## YOUR INSTRUCTIONS
Copy each line where the word "JSON" occurs.

[Collected data entries]
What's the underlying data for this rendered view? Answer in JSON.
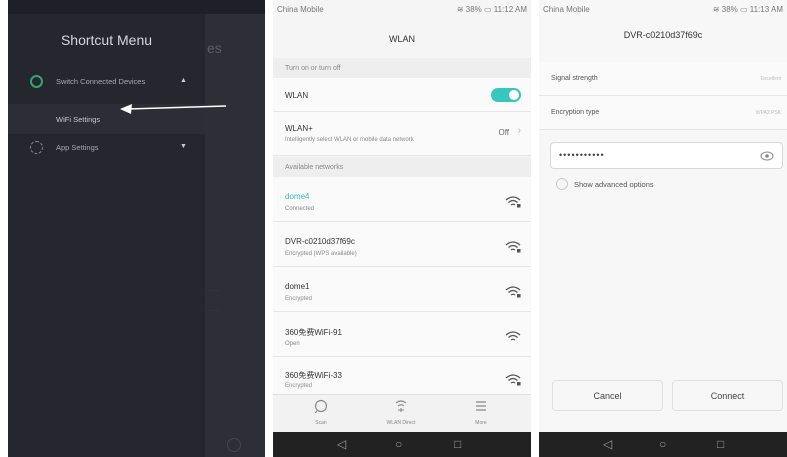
{
  "shortcut_menu": {
    "title": "Shortcut Menu",
    "background_ghost_text": "es",
    "items": [
      {
        "label": "Switch Connected Devices",
        "expanded": true
      },
      {
        "label": "WiFi Settings"
      },
      {
        "label": "App Settings",
        "expanded": false
      }
    ]
  },
  "wlan_screen": {
    "status": {
      "carrier": "China Mobile",
      "battery": "38%",
      "time": "11:12 AM"
    },
    "title": "WLAN",
    "section_toggle": "Turn on or turn off",
    "wlan_label": "WLAN",
    "wlan_on": true,
    "wlan_plus": {
      "label": "WLAN+",
      "desc": "Intelligently select WLAN or mobile data network",
      "value": "Off"
    },
    "section_networks": "Available networks",
    "networks": [
      {
        "name": "dome4",
        "status": "Connected"
      },
      {
        "name": "DVR-c0210d37f69c",
        "status": "Encrypted (WPS available)"
      },
      {
        "name": "dome1",
        "status": "Encrypted"
      },
      {
        "name": "360免费WiFi-91",
        "status": "Open"
      },
      {
        "name": "360免费WiFi-33",
        "status": "Encrypted"
      }
    ],
    "tabs": [
      "Scan",
      "WLAN Direct",
      "More"
    ]
  },
  "detail_screen": {
    "status": {
      "carrier": "China Mobile",
      "battery": "38%",
      "time": "11:13 AM"
    },
    "title": "DVR-c0210d37f69c",
    "signal_label": "Signal strength",
    "signal_value": "Excellent",
    "encryption_label": "Encryption type",
    "encryption_value": "WPA2 PSK",
    "password_masked": "•••••••••••",
    "advanced_label": "Show advanced options",
    "cancel_label": "Cancel",
    "connect_label": "Connect"
  },
  "colors": {
    "accent": "#38c6bd",
    "connected": "#3bb8c0",
    "drawer_bg": "#25262e"
  }
}
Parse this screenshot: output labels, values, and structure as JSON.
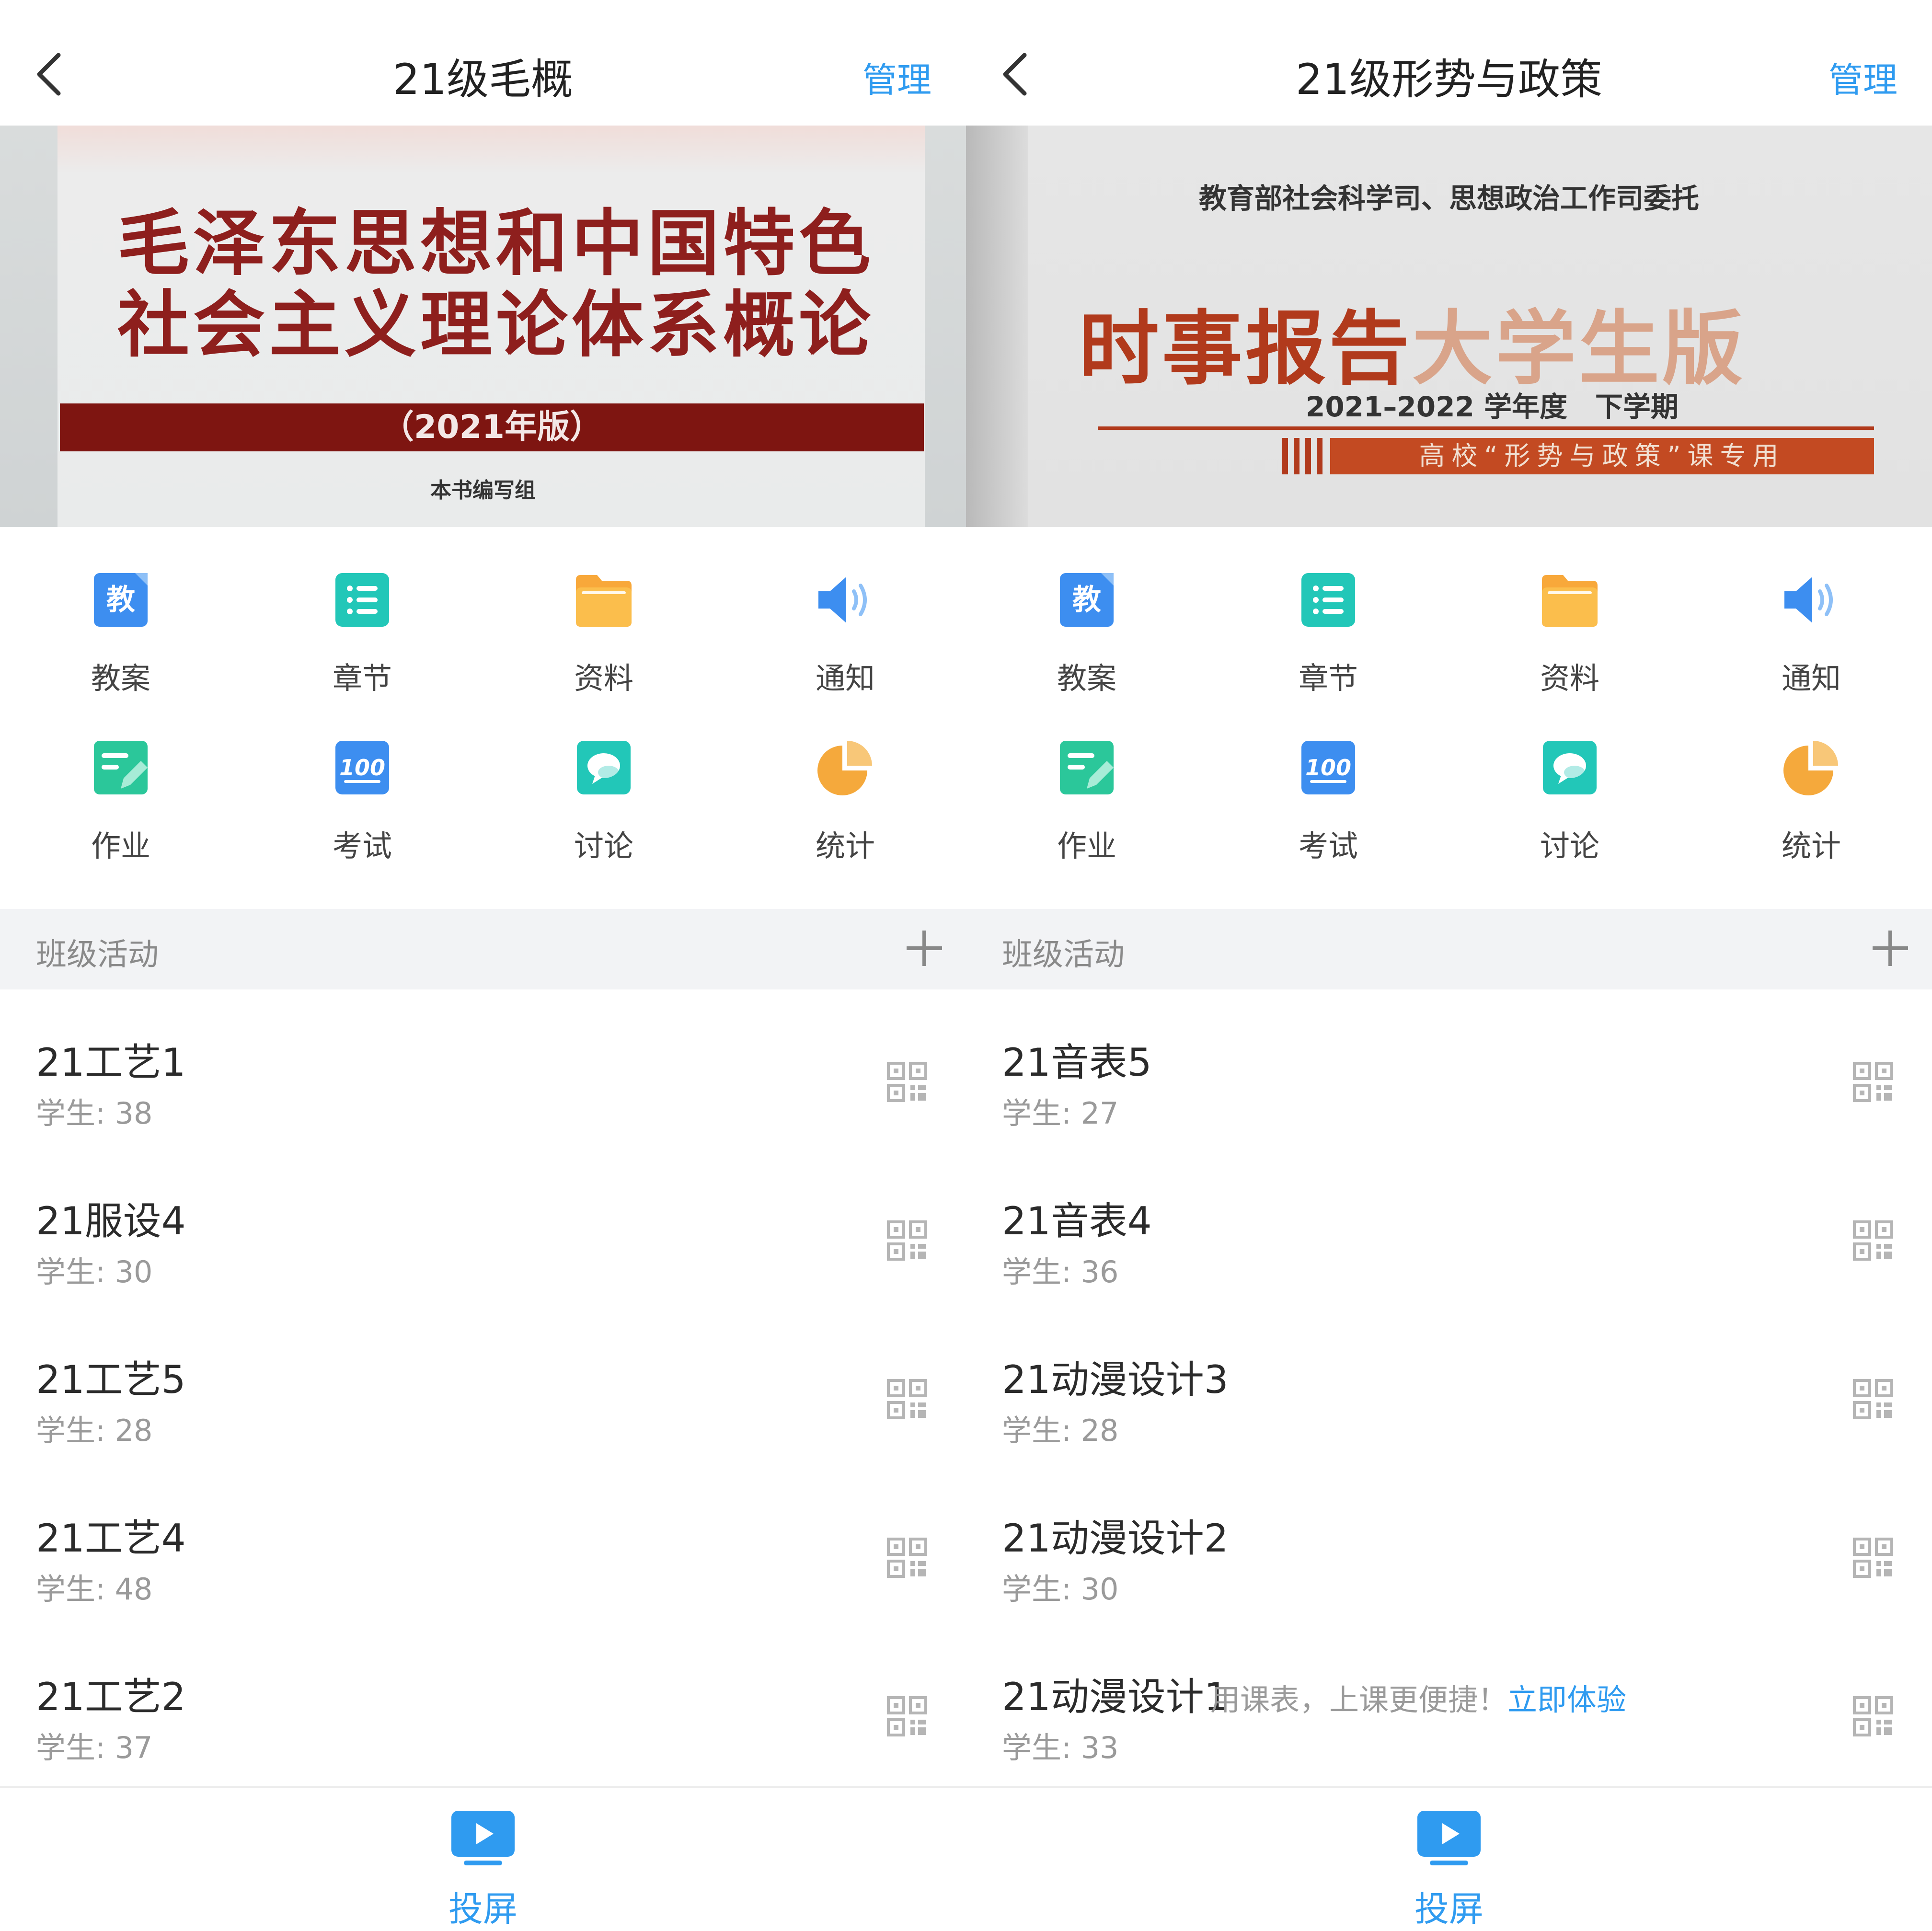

## SOLUTION FOR THIS EXERCISE
What's the underlying data for this rendered view? Answer in JSON.
Parse this screenshot: output labels, values, and structure as JSON.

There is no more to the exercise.